### Task input ###

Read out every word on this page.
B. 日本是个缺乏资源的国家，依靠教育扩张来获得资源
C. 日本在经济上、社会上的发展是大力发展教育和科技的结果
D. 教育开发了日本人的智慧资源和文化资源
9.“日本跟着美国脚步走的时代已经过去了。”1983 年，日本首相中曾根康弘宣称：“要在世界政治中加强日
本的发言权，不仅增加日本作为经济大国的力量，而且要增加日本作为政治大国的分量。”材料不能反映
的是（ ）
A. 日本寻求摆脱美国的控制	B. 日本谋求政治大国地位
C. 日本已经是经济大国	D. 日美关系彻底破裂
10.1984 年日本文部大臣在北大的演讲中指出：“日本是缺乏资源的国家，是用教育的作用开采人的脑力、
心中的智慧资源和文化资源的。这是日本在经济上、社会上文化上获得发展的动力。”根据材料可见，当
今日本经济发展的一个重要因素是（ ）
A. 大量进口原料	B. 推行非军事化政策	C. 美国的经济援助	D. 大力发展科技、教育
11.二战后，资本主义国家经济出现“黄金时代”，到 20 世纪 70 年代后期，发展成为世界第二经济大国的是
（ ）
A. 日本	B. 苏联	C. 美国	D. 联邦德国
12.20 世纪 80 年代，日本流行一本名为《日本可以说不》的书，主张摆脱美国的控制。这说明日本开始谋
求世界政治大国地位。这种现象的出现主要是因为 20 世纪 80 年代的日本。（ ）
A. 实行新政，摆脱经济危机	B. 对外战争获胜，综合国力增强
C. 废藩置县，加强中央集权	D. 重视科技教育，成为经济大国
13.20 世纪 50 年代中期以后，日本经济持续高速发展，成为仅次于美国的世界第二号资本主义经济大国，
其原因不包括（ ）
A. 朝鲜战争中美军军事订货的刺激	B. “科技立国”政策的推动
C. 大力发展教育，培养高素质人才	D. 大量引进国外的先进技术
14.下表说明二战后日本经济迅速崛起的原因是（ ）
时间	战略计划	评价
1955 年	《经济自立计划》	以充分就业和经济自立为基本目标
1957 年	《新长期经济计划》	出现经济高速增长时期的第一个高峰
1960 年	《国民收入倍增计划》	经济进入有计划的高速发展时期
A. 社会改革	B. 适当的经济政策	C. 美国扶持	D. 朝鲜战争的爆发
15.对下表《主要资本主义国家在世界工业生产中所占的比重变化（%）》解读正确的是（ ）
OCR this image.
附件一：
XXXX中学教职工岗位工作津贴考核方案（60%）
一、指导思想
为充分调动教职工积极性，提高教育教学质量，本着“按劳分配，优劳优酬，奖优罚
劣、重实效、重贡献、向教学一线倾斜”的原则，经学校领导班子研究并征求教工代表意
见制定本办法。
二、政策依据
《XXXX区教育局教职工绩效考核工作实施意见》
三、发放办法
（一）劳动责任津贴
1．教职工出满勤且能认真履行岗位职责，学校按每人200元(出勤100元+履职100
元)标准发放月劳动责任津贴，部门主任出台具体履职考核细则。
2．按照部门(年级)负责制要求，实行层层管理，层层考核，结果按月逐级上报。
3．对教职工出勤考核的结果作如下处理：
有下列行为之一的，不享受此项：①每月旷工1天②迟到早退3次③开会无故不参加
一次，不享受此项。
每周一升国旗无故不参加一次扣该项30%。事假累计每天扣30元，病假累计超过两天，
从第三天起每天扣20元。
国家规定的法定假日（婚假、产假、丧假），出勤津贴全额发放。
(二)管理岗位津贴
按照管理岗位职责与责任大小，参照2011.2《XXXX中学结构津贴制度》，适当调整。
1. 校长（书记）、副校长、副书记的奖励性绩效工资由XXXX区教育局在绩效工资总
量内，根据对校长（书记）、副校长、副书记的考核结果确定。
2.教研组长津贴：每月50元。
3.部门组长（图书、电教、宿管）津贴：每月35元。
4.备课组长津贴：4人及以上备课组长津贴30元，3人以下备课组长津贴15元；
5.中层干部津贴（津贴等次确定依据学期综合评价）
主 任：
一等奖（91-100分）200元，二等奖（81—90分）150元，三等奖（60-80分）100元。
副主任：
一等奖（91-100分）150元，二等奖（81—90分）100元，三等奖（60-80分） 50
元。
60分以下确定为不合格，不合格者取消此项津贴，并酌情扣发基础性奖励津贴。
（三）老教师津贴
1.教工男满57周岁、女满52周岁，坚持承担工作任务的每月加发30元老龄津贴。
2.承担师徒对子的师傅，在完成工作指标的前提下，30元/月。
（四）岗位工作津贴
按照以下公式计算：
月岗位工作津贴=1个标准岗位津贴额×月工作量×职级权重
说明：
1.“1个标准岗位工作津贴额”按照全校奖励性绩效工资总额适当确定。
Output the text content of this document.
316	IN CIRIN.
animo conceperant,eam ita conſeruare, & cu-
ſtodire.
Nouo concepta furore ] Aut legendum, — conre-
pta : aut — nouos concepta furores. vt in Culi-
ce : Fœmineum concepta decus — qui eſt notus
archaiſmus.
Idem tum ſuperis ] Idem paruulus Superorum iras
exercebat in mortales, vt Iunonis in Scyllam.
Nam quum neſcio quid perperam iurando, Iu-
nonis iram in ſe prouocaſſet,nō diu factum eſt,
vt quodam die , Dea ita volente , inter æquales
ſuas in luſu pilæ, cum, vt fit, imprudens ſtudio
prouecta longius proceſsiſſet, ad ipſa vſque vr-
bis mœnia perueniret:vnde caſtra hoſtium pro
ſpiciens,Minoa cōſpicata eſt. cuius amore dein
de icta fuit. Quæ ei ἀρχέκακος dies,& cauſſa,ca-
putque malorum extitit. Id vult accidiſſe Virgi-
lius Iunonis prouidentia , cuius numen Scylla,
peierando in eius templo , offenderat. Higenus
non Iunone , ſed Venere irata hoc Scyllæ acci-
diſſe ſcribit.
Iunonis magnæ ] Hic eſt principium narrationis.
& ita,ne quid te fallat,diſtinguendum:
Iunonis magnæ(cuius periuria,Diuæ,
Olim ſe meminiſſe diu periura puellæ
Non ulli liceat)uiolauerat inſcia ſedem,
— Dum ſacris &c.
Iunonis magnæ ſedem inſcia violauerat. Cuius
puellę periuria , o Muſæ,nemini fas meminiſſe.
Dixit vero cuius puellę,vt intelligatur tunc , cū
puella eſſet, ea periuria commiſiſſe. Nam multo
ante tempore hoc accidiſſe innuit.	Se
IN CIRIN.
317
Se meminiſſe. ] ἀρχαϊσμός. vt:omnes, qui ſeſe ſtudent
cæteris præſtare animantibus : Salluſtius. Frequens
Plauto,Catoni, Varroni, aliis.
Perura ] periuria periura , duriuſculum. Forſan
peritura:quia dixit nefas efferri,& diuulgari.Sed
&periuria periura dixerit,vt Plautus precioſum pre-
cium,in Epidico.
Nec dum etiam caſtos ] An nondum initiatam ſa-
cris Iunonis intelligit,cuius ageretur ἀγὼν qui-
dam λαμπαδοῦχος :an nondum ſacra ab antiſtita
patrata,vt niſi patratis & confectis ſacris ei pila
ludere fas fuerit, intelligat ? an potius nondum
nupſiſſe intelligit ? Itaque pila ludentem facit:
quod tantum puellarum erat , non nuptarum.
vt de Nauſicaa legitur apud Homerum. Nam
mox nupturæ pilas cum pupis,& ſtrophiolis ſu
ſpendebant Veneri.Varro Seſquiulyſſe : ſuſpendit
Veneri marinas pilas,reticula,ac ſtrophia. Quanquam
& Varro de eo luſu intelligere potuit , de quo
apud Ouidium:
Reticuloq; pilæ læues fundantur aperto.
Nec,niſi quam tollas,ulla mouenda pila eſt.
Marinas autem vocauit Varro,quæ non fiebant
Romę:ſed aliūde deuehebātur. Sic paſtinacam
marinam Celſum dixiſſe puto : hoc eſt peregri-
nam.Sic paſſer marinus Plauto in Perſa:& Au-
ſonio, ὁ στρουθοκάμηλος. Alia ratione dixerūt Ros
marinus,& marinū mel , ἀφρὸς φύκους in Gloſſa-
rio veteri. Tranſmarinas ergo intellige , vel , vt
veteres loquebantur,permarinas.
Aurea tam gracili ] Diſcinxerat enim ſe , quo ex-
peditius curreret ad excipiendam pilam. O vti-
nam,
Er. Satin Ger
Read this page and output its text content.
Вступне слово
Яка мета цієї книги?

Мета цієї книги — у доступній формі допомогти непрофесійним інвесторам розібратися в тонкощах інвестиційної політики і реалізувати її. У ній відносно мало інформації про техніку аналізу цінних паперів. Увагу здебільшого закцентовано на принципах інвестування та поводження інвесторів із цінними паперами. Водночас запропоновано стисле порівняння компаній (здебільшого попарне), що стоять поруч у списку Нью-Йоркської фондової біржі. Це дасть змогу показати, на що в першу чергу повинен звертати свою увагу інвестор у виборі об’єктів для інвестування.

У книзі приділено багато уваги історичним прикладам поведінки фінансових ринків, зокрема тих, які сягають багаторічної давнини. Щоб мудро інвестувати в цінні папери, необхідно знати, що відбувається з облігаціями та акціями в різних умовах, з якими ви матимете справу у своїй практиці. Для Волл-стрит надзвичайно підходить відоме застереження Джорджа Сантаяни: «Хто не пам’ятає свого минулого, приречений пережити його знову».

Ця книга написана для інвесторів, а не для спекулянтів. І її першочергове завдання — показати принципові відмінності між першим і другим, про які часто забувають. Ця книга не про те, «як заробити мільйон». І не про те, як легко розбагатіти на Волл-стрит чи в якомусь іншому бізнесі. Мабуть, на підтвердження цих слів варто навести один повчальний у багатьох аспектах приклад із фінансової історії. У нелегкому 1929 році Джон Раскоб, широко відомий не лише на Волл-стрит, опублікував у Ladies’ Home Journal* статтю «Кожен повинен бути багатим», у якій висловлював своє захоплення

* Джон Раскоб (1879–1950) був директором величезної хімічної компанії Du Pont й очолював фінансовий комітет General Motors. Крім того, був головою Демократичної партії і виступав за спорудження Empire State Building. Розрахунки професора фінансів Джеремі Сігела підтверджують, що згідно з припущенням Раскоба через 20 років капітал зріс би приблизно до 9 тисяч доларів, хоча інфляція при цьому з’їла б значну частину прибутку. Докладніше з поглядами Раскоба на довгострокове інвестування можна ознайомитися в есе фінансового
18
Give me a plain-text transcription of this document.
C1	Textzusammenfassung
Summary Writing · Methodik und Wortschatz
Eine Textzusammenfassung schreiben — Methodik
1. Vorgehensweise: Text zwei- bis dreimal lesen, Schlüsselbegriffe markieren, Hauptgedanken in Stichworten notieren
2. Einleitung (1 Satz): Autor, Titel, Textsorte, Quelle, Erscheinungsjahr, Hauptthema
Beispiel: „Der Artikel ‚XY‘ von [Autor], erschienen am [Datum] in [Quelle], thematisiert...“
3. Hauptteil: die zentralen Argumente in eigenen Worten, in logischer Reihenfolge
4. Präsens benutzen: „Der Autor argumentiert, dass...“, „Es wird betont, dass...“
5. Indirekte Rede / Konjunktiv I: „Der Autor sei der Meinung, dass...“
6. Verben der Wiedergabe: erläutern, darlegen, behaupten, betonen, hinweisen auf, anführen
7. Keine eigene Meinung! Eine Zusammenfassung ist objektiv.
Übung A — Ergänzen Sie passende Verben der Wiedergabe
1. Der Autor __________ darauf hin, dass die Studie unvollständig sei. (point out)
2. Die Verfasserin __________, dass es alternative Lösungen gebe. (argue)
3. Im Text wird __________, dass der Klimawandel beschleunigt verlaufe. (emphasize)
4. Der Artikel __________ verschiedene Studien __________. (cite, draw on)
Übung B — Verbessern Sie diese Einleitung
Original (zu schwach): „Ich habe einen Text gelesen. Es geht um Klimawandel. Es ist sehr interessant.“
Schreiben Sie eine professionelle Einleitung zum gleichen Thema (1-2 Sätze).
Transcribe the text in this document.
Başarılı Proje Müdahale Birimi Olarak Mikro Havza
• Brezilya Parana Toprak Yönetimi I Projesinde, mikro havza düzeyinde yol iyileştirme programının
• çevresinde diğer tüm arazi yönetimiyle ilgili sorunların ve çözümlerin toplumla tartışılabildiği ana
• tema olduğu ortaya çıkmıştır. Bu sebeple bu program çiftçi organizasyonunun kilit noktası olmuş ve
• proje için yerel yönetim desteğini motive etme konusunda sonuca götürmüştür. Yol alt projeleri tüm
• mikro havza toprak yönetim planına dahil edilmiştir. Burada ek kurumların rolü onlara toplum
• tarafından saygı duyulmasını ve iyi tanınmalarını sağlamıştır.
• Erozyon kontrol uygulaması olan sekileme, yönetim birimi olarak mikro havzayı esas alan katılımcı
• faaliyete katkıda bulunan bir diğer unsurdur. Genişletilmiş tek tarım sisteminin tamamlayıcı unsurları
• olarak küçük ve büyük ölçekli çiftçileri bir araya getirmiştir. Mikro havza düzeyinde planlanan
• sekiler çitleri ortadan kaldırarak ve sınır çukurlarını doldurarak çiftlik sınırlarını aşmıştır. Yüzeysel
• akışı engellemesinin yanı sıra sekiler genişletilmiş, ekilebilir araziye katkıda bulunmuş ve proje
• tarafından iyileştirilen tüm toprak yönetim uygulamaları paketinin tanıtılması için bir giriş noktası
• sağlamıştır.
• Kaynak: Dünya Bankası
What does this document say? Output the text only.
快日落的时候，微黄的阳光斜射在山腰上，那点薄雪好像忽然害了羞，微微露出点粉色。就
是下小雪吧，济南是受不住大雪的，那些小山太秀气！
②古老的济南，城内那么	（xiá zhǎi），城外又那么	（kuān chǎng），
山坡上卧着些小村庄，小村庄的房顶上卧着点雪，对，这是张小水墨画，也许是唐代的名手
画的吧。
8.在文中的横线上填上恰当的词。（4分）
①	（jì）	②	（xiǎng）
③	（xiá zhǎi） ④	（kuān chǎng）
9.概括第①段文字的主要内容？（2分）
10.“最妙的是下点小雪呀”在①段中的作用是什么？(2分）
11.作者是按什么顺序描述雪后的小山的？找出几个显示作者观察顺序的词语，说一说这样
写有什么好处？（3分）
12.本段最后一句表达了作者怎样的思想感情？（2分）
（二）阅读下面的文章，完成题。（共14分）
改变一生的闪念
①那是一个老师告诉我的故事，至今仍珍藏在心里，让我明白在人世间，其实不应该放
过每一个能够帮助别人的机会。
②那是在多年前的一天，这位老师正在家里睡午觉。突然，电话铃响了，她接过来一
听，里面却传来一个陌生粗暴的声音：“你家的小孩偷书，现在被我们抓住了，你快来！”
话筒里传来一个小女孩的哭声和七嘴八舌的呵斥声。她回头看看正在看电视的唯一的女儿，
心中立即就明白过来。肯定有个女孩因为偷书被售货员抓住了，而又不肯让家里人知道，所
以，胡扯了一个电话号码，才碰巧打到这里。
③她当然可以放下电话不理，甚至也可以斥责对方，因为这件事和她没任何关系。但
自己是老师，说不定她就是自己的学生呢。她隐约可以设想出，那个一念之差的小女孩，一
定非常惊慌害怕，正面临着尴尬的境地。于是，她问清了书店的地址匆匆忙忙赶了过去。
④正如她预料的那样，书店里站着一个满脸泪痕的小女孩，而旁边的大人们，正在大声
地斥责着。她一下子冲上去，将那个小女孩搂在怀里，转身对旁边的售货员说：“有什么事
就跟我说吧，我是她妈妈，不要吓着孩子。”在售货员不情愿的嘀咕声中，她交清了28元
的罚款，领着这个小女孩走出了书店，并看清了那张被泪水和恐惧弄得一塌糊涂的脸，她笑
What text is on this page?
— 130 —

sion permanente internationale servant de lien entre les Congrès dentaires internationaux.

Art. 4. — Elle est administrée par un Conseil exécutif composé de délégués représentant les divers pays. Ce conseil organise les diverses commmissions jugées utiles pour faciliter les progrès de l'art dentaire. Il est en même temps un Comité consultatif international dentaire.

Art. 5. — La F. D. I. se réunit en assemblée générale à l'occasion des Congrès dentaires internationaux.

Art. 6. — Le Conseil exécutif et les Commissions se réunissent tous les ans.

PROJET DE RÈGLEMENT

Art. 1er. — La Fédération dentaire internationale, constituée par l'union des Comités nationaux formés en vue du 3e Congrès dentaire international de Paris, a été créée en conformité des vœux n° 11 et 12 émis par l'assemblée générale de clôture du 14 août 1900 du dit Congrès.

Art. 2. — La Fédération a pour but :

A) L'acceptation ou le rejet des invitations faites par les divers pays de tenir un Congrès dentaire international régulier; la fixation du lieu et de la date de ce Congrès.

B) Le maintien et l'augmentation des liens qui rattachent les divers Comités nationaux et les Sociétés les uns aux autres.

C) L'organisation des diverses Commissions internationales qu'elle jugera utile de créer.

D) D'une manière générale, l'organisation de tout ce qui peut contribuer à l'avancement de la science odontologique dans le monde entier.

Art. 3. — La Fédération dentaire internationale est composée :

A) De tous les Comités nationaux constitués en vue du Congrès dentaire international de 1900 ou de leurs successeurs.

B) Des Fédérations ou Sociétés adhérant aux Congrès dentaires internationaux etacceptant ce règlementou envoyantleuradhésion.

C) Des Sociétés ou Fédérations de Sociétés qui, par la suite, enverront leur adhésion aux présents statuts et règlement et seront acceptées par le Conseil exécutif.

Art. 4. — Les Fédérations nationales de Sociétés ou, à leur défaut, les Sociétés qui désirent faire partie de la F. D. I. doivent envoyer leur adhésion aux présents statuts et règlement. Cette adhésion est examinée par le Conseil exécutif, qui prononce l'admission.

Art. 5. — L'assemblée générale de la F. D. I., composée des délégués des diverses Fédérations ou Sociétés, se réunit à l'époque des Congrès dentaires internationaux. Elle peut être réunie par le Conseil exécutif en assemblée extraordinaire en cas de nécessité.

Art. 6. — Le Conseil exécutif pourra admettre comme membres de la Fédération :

###

### Task description:
Show every line of the records above that contains the word "periuria".

### Result of this exercise:
Iunonis magnæ(cuius periuria,Diuæ,
puellę periuria , o Muſæ,nemini fas meminiſſe.
puella eſſet, ea periuria commiſiſſe. Nam multo
Perura ] periuria periura , duriuſculum. Forſan
&periuria periura dixerit,vt Plautus precioſum pre-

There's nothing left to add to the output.